= WRITTEN TASK =
Copy out the entries below in full and exactly.
== SUPPLIED ENTRIES ==
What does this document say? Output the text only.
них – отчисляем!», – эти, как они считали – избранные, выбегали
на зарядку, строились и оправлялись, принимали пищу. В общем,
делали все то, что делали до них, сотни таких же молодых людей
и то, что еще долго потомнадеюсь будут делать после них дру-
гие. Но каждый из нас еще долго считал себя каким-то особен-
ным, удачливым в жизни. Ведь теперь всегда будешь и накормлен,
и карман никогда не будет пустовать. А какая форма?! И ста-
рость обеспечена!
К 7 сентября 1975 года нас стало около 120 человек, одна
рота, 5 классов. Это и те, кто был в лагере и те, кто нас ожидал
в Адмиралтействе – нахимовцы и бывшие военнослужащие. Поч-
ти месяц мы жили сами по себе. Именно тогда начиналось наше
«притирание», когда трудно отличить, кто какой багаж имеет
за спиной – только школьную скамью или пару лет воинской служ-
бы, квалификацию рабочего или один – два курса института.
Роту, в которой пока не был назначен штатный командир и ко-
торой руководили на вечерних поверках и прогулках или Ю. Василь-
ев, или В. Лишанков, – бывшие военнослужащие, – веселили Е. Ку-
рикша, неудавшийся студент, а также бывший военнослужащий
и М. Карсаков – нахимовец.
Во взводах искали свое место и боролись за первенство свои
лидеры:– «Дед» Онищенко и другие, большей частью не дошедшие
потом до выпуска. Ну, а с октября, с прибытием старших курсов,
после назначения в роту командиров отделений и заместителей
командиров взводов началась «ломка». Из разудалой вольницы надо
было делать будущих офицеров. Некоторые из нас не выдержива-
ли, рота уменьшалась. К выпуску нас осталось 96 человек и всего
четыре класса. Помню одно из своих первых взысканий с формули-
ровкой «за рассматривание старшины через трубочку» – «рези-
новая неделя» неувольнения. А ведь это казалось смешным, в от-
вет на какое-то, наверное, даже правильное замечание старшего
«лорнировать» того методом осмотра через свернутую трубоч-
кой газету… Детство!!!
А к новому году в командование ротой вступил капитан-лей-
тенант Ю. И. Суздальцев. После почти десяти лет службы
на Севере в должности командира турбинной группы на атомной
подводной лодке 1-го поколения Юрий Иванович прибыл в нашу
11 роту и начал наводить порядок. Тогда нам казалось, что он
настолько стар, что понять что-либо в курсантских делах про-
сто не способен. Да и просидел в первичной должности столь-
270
===
= FULL OUTPUT =
What does this document say? Output the text only.
них – отчисляем!», – эти, как они считали – избранные, выбегали
на зарядку, строились и оправлялись, принимали пищу. В общем,
делали все то, что делали до них, сотни таких же молодых людей
и то, что еще долго потомнадеюсь будут делать после них дру-
гие. Но каждый из нас еще долго считал себя каким-то особен-
ным, удачливым в жизни. Ведь теперь всегда будешь и накормлен,
и карман никогда не будет пустовать. А какая форма?! И ста-
рость обеспечена!
К 7 сентября 1975 года нас стало около 120 человек, одна
рота, 5 классов. Это и те, кто был в лагере и те, кто нас ожидал
в Адмиралтействе – нахимовцы и бывшие военнослужащие. Поч-
ти месяц мы жили сами по себе. Именно тогда начиналось наше
«притирание», когда трудно отличить, кто какой багаж имеет
за спиной – только школьную скамью или пару лет воинской служ-
бы, квалификацию рабочего или один – два курса института.
Роту, в которой пока не был назначен штатный командир и ко-
торой руководили на вечерних поверках и прогулках или Ю. Василь-
ев, или В. Лишанков, – бывшие военнослужащие, – веселили Е. Ку-
рикша, неудавшийся студент, а также бывший военнослужащий
и М. Карсаков – нахимовец.
Во взводах искали свое место и боролись за первенство свои
лидеры:– «Дед» Онищенко и другие, большей частью не дошедшие
потом до выпуска. Ну, а с октября, с прибытием старших курсов,
после назначения в роту командиров отделений и заместителей
командиров взводов началась «ломка». Из разудалой вольницы надо
было делать будущих офицеров. Некоторые из нас не выдержива-
ли, рота уменьшалась. К выпуску нас осталось 96 человек и всего
четыре класса. Помню одно из своих первых взысканий с формули-
ровкой «за рассматривание старшины через трубочку» – «рези-
новая неделя» неувольнения. А ведь это казалось смешным, в от-
вет на какое-то, наверное, даже правильное замечание старшего
«лорнировать» того методом осмотра через свернутую трубоч-
кой газету… Детство!!!
А к новому году в командование ротой вступил капитан-лей-
тенант Ю. И. Суздальцев. После почти десяти лет службы
на Севере в должности командира турбинной группы на атомной
подводной лодке 1-го поколения Юрий Иванович прибыл в нашу
11 роту и начал наводить порядок. Тогда нам казалось, что он
настолько стар, что понять что-либо в курсантских делах про-
сто не способен. Да и просидел в первичной должности столь-
270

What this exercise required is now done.